■ **VORGEGEBENER TEXT**:
____

Samt – der Stoff der Könige! Bei HobbynäherInnen ist Samt nicht so weit verbreitet, meist wird er für die Fertigung historischer Kostüme fürs Theater sowie Reenactment oder ausgefallener Accessoires verwendet. Wer mit Samt näht, hat also meist Großes im Sinn, aber das sollte tapfere Schneiderlein nicht davon abhalten, dieses Material wenigstens einmal auszuprobieren!
Früher war Samt so kostbar, dass er nur von Herrschern oder reichen Kaufleuten getragen werden konnte. Dieser hohe Preis resultierte aus der arbeitsintensiven Herstellung sowie der Verwendung von reinen Seidenfäden vor der Verbreitung von Baumwolle und später Viskose oder anderen Kunstfasern.
Samt ist ein Florgewebe, das heißt, sein Grundgerüst ist zunächst ein gewebter Stoff. Zusätzlich zum Kett- und Schussfaden wird jedoch mindestens ein weiterer Kett- oder Schussfaden schlingenbildend eingewebt, wodurch das Endprodukt in Kett- und Schusssamt unterschieden wird. Die Schlingen werden nachträglich aufgeschnitten, sodass die Fadenenden auf der Oberseite des Stoffs abstehen und einen Flor bilden. Dieser besitzt gewöhnlicherweise eine Länge von ca. 2 mm, ist also kürzer als bei Plüschstoffen.

____

■ **DATENZEILEN**:
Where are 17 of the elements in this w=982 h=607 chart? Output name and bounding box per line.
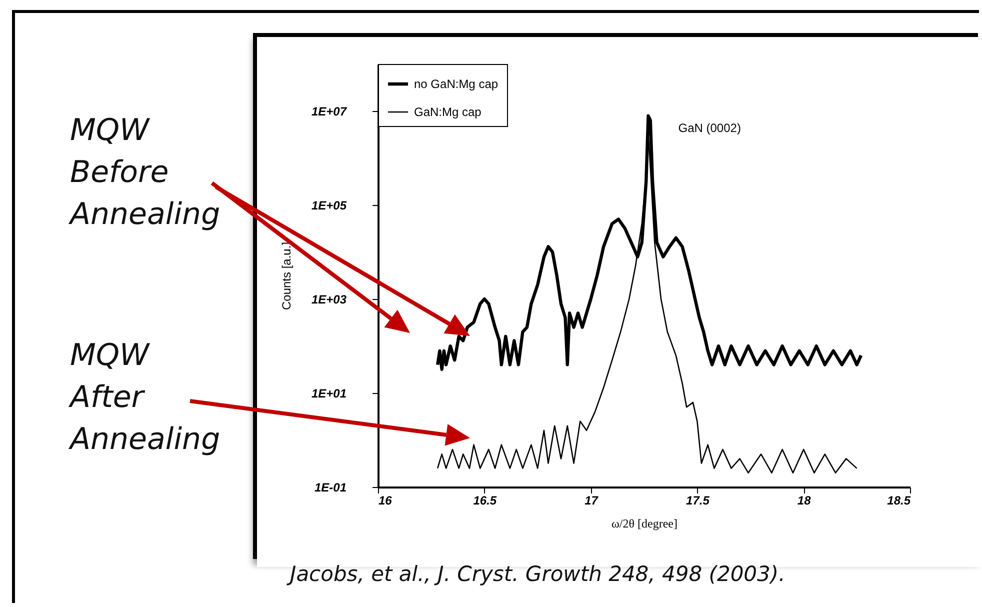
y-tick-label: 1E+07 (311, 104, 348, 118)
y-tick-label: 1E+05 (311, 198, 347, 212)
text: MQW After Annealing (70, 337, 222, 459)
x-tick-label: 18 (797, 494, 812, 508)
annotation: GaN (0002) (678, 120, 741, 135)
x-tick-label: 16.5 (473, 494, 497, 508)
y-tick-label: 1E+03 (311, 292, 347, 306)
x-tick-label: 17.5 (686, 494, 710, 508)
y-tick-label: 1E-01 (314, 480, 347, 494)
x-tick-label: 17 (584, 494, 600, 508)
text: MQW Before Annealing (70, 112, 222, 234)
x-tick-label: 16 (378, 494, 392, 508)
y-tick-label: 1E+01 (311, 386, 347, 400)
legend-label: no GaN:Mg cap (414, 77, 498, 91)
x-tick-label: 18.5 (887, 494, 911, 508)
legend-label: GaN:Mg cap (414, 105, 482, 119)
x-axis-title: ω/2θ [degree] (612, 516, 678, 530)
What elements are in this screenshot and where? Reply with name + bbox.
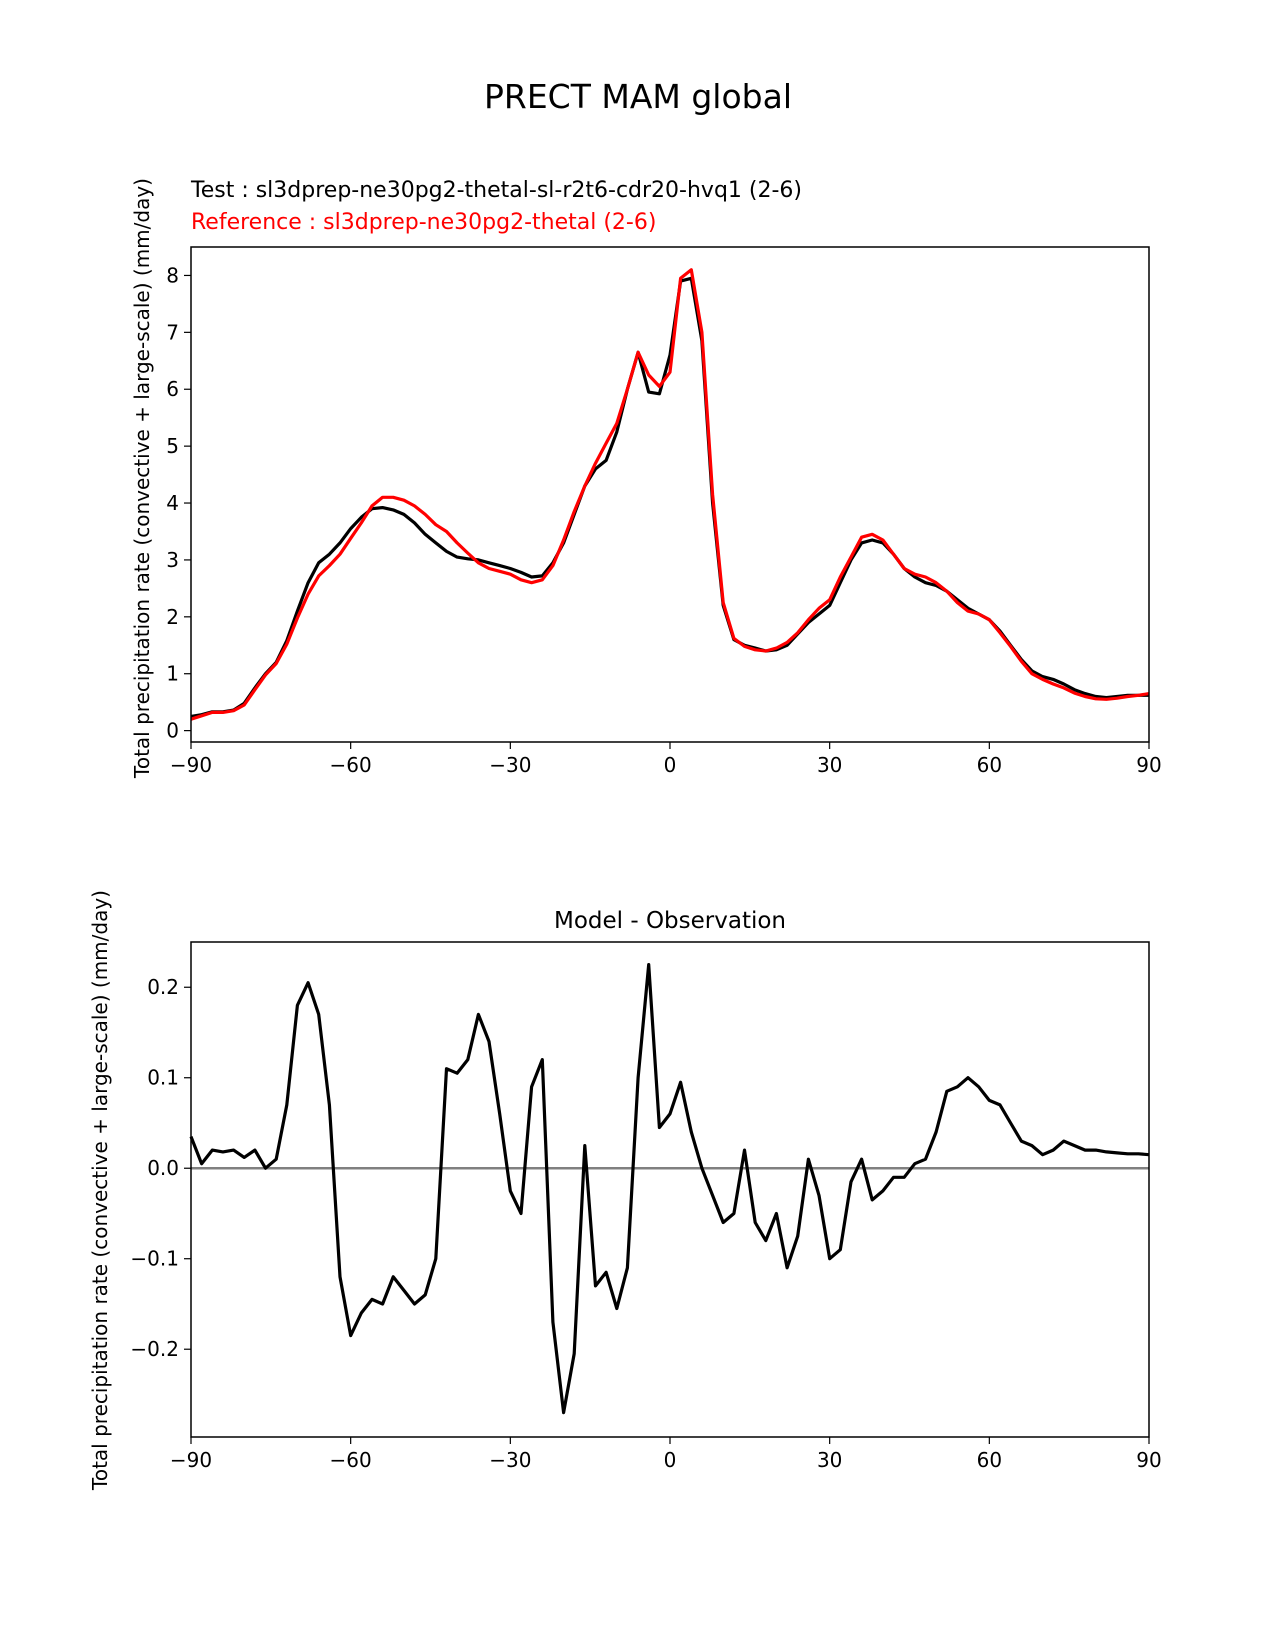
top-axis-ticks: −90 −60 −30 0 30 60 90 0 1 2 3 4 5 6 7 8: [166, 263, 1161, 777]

____

■ **ZIEL 1**:
Beantworte anhand des Textes über Samt:
(a) Wofür wird Samt bei HobbynäherInnen meist verwendet?
(b) Woraus resultierte früher der hohe Preis von Samt?
(c) Welche Länge besitzt der Flor gewöhnlich?
■ **ZIEL 2**:
Schreibe den Text über Samt im Anschluss an seinen letzten Satz weiter.

■ **LÖSUNG 1**:
(a) Für die Fertigung historischer Kostüme fürs Theater sowie Reenactment oder ausgefallener Accessoires.
(b) Aus der arbeitsintensiven Herstellung sowie der Verwendung von reinen Seidenfäden.
(c) Ca. 2 mm.

■ **LÖSUNG 2**:
Der Begriff ”samtig weich” kommt auch nicht von ungefähr – Samt besitzt eine tolle Haptik.
Heutzutage wird der Stoff oft mit der Doppelsamttechnik produziert – dabei werden zwei Stofflagen gleichzeitig dicht übereinanderliegend gewebt. Zu den zwei benötigten Fadensystemen aus Kette und Schuss kommt ein fünfter Faden, die Polkette, hinzu, welche gleichzeitig über einen kurzen Abstand hinweg mit den zwei Stoffen verwoben wird. Die Polkette erhält ihren Namen übrigens daher, dass der Flor auch als Pol bezeichnet werden kann. Die Polkettenverbindung zwischen den zwei Stofflagen wird nach dem Weben durchtrennt und es entstehen zwei fertige Lagen Samtstoff, die getrennt voneinander auf Ballen gewickelt werden können.
Unterarten von Samt
Flocksamt ist ein unechter Samt – einzelne Faserflocken werden auf ein einfaches Gewebe geblasen, an dem sie mithilfe von Klebstoff fixiert werden; dieser Vorgang wird als Beflockung bezeichnet. Der Stoff ist somit nicht wie echter Samt drei- oder mehrfädig, imitiert jedoch die weiche Oberfläche. Pannesamt, auch Spiegelsamt genannt, erhält seine Musterung durch das Flachpressen oder -bügeln (“pannieren”) des Flors in bestimmte Richtungen und ist meist aus Polyester hergestellt. In dieser Form wird Samt gern für Röcke, Damenoberbekleidung und Accessoires verwendet.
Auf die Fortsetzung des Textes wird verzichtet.